Start of INFORMATION SHOWN
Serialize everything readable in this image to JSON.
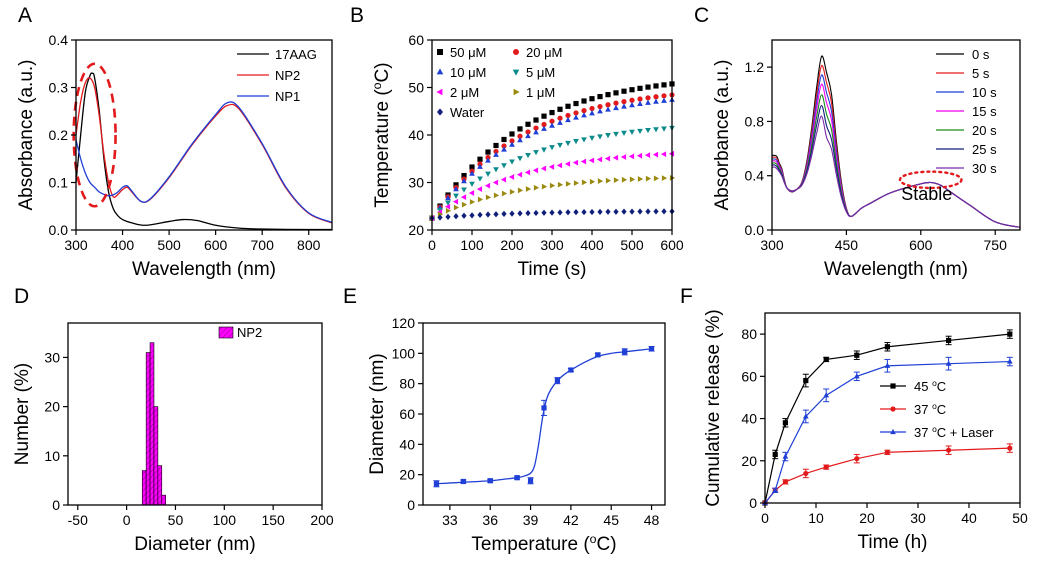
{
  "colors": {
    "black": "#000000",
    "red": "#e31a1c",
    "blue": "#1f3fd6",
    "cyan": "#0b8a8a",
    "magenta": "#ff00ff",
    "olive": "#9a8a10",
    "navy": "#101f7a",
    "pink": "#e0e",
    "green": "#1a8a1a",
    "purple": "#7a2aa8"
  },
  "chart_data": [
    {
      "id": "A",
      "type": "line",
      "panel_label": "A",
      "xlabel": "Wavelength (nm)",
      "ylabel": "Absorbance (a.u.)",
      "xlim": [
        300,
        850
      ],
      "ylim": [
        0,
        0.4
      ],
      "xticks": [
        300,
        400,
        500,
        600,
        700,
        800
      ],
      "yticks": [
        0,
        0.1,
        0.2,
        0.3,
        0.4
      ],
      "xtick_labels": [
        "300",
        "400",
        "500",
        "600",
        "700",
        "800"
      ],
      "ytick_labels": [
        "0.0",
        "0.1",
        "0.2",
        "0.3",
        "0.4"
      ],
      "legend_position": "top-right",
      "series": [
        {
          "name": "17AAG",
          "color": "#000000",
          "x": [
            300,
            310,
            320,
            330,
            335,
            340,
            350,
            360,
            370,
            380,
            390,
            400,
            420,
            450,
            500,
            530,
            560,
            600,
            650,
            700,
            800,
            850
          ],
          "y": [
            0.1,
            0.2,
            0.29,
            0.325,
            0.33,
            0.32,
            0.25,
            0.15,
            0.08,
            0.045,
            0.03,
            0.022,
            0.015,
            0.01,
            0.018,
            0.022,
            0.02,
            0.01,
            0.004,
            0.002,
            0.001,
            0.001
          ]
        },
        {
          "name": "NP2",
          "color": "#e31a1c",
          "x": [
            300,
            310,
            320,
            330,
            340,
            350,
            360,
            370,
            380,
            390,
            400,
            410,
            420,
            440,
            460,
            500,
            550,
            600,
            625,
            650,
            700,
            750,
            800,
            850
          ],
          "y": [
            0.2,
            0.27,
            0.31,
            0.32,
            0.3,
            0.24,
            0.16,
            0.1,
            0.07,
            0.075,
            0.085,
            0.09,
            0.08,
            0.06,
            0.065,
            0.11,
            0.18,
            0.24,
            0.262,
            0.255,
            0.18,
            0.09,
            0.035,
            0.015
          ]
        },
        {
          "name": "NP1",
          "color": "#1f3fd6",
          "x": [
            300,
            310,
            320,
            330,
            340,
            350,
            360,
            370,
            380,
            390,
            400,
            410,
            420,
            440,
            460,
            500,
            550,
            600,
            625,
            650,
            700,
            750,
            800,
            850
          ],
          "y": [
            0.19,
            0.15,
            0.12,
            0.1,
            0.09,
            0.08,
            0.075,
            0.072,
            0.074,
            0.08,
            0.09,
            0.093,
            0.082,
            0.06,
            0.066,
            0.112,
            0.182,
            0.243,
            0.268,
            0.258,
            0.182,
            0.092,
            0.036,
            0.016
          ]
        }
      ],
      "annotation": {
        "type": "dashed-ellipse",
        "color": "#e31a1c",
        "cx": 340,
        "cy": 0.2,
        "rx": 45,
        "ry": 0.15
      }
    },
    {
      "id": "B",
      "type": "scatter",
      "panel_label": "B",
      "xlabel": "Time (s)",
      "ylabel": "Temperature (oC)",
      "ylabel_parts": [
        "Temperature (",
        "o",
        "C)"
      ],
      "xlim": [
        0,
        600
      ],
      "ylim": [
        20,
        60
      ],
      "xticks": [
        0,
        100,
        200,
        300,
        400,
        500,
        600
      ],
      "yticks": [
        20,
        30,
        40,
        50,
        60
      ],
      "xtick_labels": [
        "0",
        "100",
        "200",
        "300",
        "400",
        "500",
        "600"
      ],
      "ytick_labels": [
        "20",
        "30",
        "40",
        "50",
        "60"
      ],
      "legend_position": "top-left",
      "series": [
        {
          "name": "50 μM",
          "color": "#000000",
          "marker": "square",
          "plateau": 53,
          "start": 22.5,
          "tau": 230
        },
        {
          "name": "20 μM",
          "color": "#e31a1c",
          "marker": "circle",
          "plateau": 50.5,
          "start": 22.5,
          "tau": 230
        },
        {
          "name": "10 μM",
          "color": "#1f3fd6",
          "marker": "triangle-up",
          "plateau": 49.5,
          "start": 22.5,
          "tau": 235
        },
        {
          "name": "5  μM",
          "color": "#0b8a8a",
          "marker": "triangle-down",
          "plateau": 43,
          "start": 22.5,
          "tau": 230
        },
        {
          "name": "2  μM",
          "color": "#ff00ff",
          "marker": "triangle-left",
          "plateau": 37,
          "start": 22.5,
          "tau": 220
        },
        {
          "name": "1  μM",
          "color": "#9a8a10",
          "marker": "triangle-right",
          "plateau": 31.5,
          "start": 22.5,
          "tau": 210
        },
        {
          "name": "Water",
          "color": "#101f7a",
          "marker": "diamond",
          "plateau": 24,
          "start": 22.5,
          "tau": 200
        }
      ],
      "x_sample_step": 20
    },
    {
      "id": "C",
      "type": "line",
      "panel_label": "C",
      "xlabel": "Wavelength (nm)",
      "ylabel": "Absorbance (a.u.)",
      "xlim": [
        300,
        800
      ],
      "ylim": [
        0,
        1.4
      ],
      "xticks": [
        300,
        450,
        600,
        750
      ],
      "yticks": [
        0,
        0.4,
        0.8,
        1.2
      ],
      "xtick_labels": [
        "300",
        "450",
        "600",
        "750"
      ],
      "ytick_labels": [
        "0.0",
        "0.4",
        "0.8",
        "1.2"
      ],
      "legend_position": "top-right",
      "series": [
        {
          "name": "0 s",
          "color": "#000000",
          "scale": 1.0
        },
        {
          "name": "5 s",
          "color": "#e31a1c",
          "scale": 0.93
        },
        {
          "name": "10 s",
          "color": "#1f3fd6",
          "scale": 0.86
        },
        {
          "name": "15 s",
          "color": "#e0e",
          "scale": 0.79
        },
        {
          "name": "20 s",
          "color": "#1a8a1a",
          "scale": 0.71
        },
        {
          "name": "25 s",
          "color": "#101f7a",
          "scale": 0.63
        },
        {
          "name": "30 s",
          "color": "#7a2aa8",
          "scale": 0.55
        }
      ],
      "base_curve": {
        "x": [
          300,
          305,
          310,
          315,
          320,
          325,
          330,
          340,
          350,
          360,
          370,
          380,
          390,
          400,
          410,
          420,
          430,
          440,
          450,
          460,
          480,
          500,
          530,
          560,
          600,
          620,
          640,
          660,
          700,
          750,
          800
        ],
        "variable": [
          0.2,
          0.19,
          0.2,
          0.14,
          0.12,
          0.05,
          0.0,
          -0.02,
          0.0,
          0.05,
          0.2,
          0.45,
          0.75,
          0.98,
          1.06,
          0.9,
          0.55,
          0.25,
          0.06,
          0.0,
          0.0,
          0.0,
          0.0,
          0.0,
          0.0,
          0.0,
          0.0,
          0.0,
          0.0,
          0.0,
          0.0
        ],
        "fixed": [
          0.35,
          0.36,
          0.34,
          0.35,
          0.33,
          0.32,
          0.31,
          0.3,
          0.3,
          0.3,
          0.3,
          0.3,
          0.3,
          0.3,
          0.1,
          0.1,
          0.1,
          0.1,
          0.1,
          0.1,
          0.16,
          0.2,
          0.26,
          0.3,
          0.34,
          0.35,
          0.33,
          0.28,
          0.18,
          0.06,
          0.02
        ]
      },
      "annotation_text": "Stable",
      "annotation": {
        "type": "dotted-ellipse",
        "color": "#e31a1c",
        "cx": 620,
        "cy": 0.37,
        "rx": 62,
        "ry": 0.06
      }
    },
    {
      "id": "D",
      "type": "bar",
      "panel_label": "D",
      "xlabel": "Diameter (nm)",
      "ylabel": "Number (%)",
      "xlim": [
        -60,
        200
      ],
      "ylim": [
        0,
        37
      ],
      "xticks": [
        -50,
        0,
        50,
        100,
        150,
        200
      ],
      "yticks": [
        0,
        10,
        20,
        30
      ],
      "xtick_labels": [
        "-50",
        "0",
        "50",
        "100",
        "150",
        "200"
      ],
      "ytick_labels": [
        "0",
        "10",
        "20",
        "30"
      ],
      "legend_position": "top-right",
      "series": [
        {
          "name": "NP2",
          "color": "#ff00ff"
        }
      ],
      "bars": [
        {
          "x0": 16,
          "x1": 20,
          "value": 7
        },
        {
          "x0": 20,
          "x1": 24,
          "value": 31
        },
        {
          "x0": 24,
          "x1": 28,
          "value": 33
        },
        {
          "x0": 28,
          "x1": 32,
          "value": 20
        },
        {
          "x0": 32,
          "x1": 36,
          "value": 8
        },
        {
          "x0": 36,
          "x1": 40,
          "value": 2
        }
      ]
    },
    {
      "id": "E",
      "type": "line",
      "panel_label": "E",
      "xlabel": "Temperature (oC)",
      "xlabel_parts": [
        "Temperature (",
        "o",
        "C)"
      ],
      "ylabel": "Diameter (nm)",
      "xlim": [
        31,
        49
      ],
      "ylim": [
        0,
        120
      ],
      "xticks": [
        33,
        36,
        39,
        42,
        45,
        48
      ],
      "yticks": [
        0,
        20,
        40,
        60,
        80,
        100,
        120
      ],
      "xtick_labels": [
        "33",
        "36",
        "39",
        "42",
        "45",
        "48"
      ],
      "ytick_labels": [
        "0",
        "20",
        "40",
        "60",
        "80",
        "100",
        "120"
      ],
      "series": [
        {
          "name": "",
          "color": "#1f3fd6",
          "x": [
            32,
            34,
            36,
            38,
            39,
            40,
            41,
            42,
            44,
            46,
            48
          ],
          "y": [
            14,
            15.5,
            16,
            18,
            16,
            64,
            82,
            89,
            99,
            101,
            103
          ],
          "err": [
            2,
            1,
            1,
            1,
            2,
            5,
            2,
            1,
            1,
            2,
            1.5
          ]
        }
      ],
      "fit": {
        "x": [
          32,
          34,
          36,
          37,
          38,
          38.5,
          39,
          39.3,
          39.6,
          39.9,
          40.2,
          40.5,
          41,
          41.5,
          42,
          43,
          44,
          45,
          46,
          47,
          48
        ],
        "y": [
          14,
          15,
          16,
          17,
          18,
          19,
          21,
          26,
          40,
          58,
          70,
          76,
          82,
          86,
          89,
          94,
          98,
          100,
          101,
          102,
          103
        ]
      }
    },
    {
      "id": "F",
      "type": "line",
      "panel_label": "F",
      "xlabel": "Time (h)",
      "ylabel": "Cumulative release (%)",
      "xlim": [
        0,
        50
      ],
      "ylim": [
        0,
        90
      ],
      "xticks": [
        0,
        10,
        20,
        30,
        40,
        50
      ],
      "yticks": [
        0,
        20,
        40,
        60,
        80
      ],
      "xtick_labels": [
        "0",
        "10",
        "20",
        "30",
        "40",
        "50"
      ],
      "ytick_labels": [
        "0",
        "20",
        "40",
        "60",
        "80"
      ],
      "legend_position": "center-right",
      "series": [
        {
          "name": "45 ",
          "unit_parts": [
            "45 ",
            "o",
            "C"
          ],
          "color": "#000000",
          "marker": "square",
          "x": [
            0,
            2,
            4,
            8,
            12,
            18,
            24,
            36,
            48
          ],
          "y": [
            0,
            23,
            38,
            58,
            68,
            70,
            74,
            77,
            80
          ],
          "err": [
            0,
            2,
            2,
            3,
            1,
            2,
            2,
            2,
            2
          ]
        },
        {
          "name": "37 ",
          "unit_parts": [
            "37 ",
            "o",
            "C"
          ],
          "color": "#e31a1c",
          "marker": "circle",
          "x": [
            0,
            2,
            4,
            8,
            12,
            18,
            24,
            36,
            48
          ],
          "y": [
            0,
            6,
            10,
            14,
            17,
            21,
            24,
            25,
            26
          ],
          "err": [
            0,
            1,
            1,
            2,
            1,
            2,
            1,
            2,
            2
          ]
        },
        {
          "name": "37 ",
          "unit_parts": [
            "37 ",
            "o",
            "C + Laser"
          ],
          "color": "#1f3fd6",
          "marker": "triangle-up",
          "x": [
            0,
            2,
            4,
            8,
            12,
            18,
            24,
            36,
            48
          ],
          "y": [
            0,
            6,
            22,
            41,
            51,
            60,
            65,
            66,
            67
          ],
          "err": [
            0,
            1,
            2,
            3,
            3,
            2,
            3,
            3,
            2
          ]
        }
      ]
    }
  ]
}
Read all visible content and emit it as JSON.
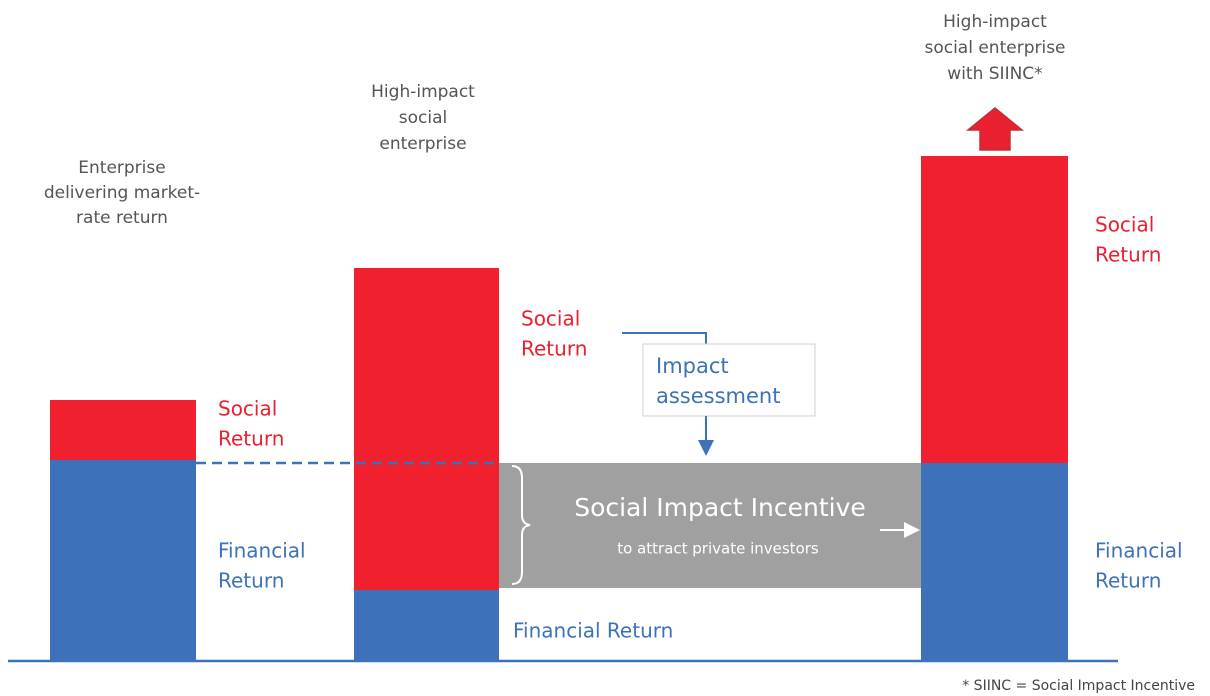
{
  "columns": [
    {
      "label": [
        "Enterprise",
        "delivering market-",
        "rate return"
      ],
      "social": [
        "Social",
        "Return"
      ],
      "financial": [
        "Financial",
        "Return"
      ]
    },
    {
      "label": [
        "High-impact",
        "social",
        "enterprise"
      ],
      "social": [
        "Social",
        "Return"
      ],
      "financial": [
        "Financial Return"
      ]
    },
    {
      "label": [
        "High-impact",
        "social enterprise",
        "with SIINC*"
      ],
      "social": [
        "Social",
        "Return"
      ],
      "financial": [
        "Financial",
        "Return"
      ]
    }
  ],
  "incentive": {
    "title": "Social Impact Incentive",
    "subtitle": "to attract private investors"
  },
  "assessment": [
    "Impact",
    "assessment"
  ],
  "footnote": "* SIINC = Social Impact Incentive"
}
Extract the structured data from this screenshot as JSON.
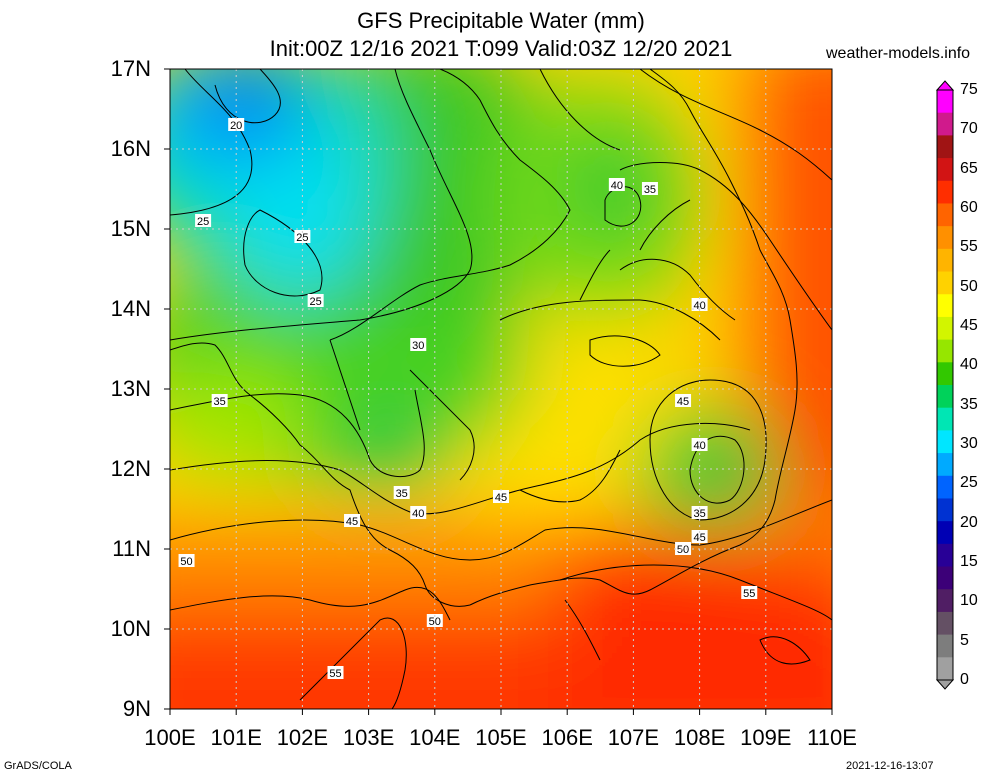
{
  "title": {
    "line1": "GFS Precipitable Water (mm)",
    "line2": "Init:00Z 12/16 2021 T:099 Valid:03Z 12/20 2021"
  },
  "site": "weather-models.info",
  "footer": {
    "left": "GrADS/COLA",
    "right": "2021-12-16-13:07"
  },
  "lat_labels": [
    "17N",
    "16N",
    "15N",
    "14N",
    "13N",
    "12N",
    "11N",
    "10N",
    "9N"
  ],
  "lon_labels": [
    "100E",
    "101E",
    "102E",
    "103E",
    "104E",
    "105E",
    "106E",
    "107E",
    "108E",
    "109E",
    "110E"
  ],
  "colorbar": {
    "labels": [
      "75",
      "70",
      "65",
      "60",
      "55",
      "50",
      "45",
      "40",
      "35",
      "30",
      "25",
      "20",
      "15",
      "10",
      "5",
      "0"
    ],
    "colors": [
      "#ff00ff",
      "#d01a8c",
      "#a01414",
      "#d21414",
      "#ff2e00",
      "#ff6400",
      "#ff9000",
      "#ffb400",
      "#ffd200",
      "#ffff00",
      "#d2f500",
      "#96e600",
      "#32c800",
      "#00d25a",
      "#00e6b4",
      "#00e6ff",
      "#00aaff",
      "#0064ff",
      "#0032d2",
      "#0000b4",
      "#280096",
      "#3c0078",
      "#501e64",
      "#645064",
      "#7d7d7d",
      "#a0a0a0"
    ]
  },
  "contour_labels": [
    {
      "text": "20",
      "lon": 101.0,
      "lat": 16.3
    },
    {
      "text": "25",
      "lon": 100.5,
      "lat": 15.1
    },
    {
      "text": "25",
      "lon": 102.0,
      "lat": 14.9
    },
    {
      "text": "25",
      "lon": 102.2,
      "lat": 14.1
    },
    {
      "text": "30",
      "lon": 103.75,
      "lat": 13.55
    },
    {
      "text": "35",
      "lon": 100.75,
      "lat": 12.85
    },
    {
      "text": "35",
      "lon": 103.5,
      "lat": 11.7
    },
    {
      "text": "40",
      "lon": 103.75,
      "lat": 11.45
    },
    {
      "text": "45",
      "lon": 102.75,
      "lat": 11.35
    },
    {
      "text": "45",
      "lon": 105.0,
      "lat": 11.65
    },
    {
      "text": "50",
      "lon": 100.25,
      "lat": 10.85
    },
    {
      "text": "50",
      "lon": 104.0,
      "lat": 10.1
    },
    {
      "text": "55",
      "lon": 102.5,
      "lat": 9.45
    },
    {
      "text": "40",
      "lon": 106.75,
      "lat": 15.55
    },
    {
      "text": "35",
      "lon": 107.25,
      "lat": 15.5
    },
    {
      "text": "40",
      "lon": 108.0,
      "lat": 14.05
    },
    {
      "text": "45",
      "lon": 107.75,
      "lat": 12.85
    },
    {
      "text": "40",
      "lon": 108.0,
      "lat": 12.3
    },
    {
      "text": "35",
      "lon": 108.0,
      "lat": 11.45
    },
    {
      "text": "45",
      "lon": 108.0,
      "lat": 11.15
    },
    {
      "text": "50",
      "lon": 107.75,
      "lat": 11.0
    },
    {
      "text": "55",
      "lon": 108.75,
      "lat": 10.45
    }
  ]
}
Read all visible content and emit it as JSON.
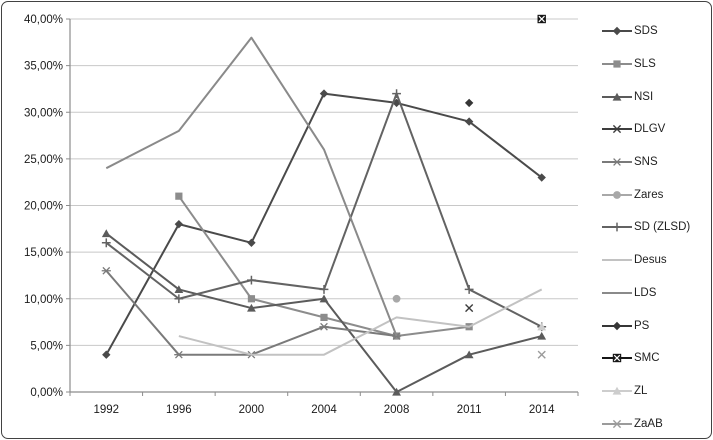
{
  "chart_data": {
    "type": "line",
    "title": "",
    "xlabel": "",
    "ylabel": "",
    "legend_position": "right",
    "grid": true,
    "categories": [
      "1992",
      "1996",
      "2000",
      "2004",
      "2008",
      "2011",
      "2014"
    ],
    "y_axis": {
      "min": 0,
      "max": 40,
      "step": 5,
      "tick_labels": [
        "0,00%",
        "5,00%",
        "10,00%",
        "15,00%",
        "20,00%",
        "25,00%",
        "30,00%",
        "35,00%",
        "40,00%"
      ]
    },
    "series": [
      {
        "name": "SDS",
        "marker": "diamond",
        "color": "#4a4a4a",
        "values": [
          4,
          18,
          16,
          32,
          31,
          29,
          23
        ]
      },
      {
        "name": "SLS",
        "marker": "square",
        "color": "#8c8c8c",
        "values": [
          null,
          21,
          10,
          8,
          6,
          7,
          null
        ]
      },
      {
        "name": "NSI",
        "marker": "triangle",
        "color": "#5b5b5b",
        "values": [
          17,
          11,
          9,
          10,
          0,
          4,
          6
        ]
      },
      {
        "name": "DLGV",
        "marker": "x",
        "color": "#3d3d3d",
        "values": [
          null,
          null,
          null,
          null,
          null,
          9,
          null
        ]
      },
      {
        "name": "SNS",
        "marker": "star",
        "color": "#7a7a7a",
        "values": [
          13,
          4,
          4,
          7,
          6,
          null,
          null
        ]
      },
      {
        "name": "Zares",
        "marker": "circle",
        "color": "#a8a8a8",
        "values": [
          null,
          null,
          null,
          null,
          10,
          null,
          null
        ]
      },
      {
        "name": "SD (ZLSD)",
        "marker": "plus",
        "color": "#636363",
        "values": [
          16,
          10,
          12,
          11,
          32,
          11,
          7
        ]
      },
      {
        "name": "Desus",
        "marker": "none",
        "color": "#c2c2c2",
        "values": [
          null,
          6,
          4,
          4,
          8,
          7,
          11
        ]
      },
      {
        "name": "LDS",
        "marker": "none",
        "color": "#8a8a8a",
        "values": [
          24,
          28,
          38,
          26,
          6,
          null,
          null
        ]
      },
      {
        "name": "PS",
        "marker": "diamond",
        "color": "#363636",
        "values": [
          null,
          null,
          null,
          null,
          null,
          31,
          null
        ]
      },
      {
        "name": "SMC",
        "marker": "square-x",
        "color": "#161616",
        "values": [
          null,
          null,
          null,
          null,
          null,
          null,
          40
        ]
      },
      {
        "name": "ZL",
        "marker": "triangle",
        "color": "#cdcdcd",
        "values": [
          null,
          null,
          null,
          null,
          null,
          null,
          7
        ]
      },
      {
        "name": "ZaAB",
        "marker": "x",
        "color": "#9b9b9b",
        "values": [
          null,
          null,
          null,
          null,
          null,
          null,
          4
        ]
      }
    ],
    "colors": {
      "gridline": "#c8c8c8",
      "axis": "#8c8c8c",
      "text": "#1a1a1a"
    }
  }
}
End of INFORMATION SHOWN
TASK DIRECTIONS
Count each line where the string "plateau" occurs, and write only the number.

ANSWER TO THE EXERCISE
7